(Figure record listings)
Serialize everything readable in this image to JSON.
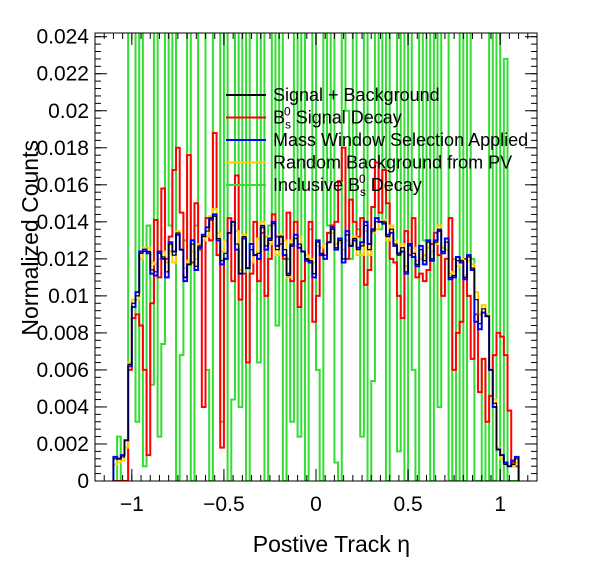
{
  "chart_data": {
    "type": "histogram-step",
    "xlabel": "Postive Track  η",
    "ylabel": "Normalized Counts",
    "xlim": [
      -1.2,
      1.2
    ],
    "ylim": [
      0,
      0.0242
    ],
    "xticks": [
      -1,
      -0.5,
      0,
      0.5,
      1
    ],
    "xtick_labels": [
      "−1",
      "−0.5",
      "0",
      "0.5",
      "1"
    ],
    "yticks": [
      0,
      0.002,
      0.004,
      0.006,
      0.008,
      0.01,
      0.012,
      0.014,
      0.016,
      0.018,
      0.02,
      0.022,
      0.024
    ],
    "ytick_labels": [
      "0",
      "0.002",
      "0.004",
      "0.006",
      "0.008",
      "0.01",
      "0.012",
      "0.014",
      "0.016",
      "0.018",
      "0.02",
      "0.022",
      "0.024"
    ],
    "bins": {
      "min": -1.1,
      "max": 1.1,
      "count": 110
    },
    "legend": {
      "position": "top-center",
      "entries": [
        {
          "label": "Signal + Background",
          "color": "#000000"
        },
        {
          "label": "B_s^0 Signal Decay",
          "base": "B",
          "sup": "0",
          "sub": "s",
          "rest": " Signal Decay",
          "color": "#ff0000"
        },
        {
          "label": "Mass Window Selection Applied",
          "color": "#0000ff"
        },
        {
          "label": "Random Background from PV",
          "color": "#ffcc00"
        },
        {
          "label": "Inclusive B_s^0 Decay",
          "pre": "Inclusive B",
          "sup": "0",
          "sub": "s",
          "rest": " Decay",
          "color": "#33dd33"
        }
      ]
    },
    "series": [
      {
        "name": "Signal + Background",
        "color": "#000000",
        "values": [
          0.0012,
          0.0012,
          0.0013,
          0.0022,
          0.0063,
          0.0096,
          0.01,
          0.0123,
          0.0124,
          0.0124,
          0.0114,
          0.0113,
          0.0123,
          0.0121,
          0.0113,
          0.0128,
          0.0122,
          0.0134,
          0.0125,
          0.011,
          0.0117,
          0.0128,
          0.0116,
          0.0127,
          0.0132,
          0.0135,
          0.0141,
          0.0143,
          0.0131,
          0.0119,
          0.0123,
          0.0134,
          0.014,
          0.0128,
          0.0112,
          0.0132,
          0.0115,
          0.0125,
          0.0122,
          0.0123,
          0.0138,
          0.0127,
          0.013,
          0.0139,
          0.0125,
          0.0132,
          0.0125,
          0.0111,
          0.0128,
          0.0131,
          0.0128,
          0.0124,
          0.012,
          0.0119,
          0.0112,
          0.0129,
          0.0123,
          0.0122,
          0.0129,
          0.0136,
          0.0126,
          0.013,
          0.012,
          0.0133,
          0.0127,
          0.0131,
          0.0125,
          0.0127,
          0.0138,
          0.0125,
          0.0135,
          0.014,
          0.014,
          0.014,
          0.0132,
          0.0136,
          0.0128,
          0.0122,
          0.0126,
          0.0113,
          0.0127,
          0.0123,
          0.0117,
          0.0125,
          0.0119,
          0.0129,
          0.012,
          0.0129,
          0.0136,
          0.0124,
          0.0129,
          0.011,
          0.0111,
          0.0119,
          0.0119,
          0.011,
          0.0121,
          0.0115,
          0.0098,
          0.0085,
          0.0093,
          0.0089,
          0.006,
          0.0042,
          0.0017,
          0.0014,
          0.0009,
          0.0008,
          0.0009,
          0.0012
        ]
      },
      {
        "name": "B_s^0 Signal Decay",
        "color": "#ff0000",
        "values": [
          0.0,
          0.0,
          0.0,
          0.0,
          0.006,
          0.0088,
          0.009,
          0.0084,
          0.006,
          0.0014,
          0.0096,
          0.0141,
          0.011,
          0.0158,
          0.012,
          0.0132,
          0.0168,
          0.018,
          0.0145,
          0.011,
          0.0176,
          0.0118,
          0.015,
          0.0125,
          0.004,
          0.0142,
          0.013,
          0.0188,
          0.0122,
          0.0018,
          0.012,
          0.0142,
          0.0108,
          0.0165,
          0.0098,
          0.0112,
          0.0064,
          0.0112,
          0.014,
          0.0108,
          0.0134,
          0.01,
          0.012,
          0.0144,
          0.0132,
          0.0128,
          0.012,
          0.0145,
          0.0108,
          0.014,
          0.0094,
          0.0108,
          0.012,
          0.014,
          0.0086,
          0.01,
          0.0122,
          0.0128,
          0.0134,
          0.0138,
          0.014,
          0.0162,
          0.018,
          0.012,
          0.0152,
          0.014,
          0.0132,
          0.0142,
          0.0106,
          0.0114,
          0.0148,
          0.0172,
          0.0145,
          0.0168,
          0.015,
          0.012,
          0.0118,
          0.01,
          0.0088,
          0.0135,
          0.0122,
          0.0142,
          0.011,
          0.0112,
          0.0108,
          0.0114,
          0.0128,
          0.0134,
          0.0122,
          0.01,
          0.012,
          0.0142,
          0.006,
          0.008,
          0.0086,
          0.012,
          0.01,
          0.0066,
          0.009,
          0.0048,
          0.0066,
          0.0032,
          0.0046,
          0.0068,
          0.008,
          0.0078,
          0.0068,
          0.0038,
          0.001,
          0.0008
        ]
      },
      {
        "name": "Mass Window Selection Applied",
        "color": "#0000ff",
        "values": [
          0.0013,
          0.0012,
          0.0014,
          0.0022,
          0.0062,
          0.0094,
          0.0102,
          0.0124,
          0.0125,
          0.0123,
          0.0112,
          0.0111,
          0.0124,
          0.012,
          0.011,
          0.0129,
          0.0124,
          0.0133,
          0.0125,
          0.0108,
          0.0117,
          0.013,
          0.0114,
          0.0126,
          0.0133,
          0.0137,
          0.0142,
          0.0144,
          0.013,
          0.0117,
          0.012,
          0.0134,
          0.014,
          0.0125,
          0.0112,
          0.0131,
          0.0115,
          0.0128,
          0.0122,
          0.012,
          0.0137,
          0.0125,
          0.0131,
          0.014,
          0.0127,
          0.0132,
          0.0122,
          0.0112,
          0.0127,
          0.0133,
          0.0126,
          0.0124,
          0.0119,
          0.0118,
          0.011,
          0.013,
          0.0122,
          0.012,
          0.0129,
          0.0137,
          0.0125,
          0.0131,
          0.0118,
          0.0135,
          0.0127,
          0.013,
          0.0126,
          0.0129,
          0.014,
          0.0128,
          0.0136,
          0.0142,
          0.014,
          0.0139,
          0.0133,
          0.0134,
          0.0127,
          0.0123,
          0.0124,
          0.0112,
          0.0128,
          0.0121,
          0.0116,
          0.0127,
          0.0117,
          0.013,
          0.0119,
          0.013,
          0.0135,
          0.0123,
          0.0131,
          0.0109,
          0.011,
          0.0121,
          0.0118,
          0.0109,
          0.0122,
          0.0114,
          0.0086,
          0.0082,
          0.0091,
          0.0089,
          0.006,
          0.004,
          0.0017,
          0.0014,
          0.001,
          0.0008,
          0.0011,
          0.0013
        ]
      },
      {
        "name": "Random Background from PV",
        "color": "#ffcc00",
        "values": [
          0.0009,
          0.001,
          0.0011,
          0.0018,
          0.0064,
          0.0098,
          0.0098,
          0.012,
          0.0126,
          0.0126,
          0.0118,
          0.0117,
          0.012,
          0.0124,
          0.0118,
          0.0124,
          0.0118,
          0.0135,
          0.0125,
          0.0115,
          0.0119,
          0.0124,
          0.012,
          0.0128,
          0.013,
          0.0132,
          0.0143,
          0.0147,
          0.0134,
          0.0124,
          0.013,
          0.0134,
          0.0138,
          0.0135,
          0.0114,
          0.0133,
          0.0115,
          0.0118,
          0.0122,
          0.0131,
          0.014,
          0.0132,
          0.0128,
          0.0138,
          0.0122,
          0.0133,
          0.013,
          0.011,
          0.013,
          0.0127,
          0.0132,
          0.0124,
          0.0122,
          0.012,
          0.0118,
          0.0127,
          0.0126,
          0.0128,
          0.0129,
          0.0134,
          0.0128,
          0.0129,
          0.0125,
          0.013,
          0.0128,
          0.0132,
          0.0122,
          0.0122,
          0.0135,
          0.0122,
          0.0134,
          0.0136,
          0.014,
          0.0141,
          0.013,
          0.0138,
          0.013,
          0.0122,
          0.0128,
          0.0116,
          0.0125,
          0.0126,
          0.0119,
          0.012,
          0.0122,
          0.0126,
          0.0124,
          0.0128,
          0.0138,
          0.0126,
          0.0125,
          0.0112,
          0.0113,
          0.0116,
          0.012,
          0.0111,
          0.0119,
          0.0117,
          0.0102,
          0.009,
          0.0095,
          0.009,
          0.006,
          0.0044,
          0.0018,
          0.0012,
          0.0009,
          0.0008,
          0.0008,
          0.001
        ]
      },
      {
        "name": "Inclusive B_s^0 Decay",
        "color": "#33dd33",
        "values": [
          0.0,
          0.0024,
          0.0,
          0.0,
          0.025,
          0.025,
          0.0032,
          0.025,
          0.0008,
          0.0138,
          0.0052,
          0.025,
          0.0024,
          0.0074,
          0.025,
          0.0138,
          0.025,
          0.0,
          0.0068,
          0.013,
          0.025,
          0.0,
          0.0138,
          0.025,
          0.025,
          0.006,
          0.0,
          0.025,
          0.025,
          0.0032,
          0.025,
          0.0,
          0.0044,
          0.025,
          0.004,
          0.025,
          0.0,
          0.025,
          0.025,
          0.0064,
          0.025,
          0.0,
          0.0138,
          0.025,
          0.0084,
          0.025,
          0.0,
          0.012,
          0.0032,
          0.025,
          0.0024,
          0.025,
          0.0,
          0.0136,
          0.025,
          0.006,
          0.0,
          0.025,
          0.0138,
          0.025,
          0.001,
          0.0,
          0.025,
          0.02,
          0.012,
          0.025,
          0.0136,
          0.0024,
          0.025,
          0.0,
          0.0054,
          0.025,
          0.0136,
          0.025,
          0.0,
          0.025,
          0.025,
          0.0016,
          0.025,
          0.0,
          0.025,
          0.006,
          0.0,
          0.025,
          0.013,
          0.025,
          0.0,
          0.025,
          0.004,
          0.025,
          0.025,
          0.0,
          0.012,
          0.0,
          0.025,
          0.0,
          0.025,
          0.012,
          0.0,
          0.0,
          0.0066,
          0.0,
          0.025,
          0.0,
          0.025,
          0.0,
          0.0228,
          0.0,
          0.0,
          0.0
        ]
      }
    ]
  }
}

(GIVEN PROBLEM): Counting only lines of the data above that hold "name", report the total and nothing else.

(REPLY): 5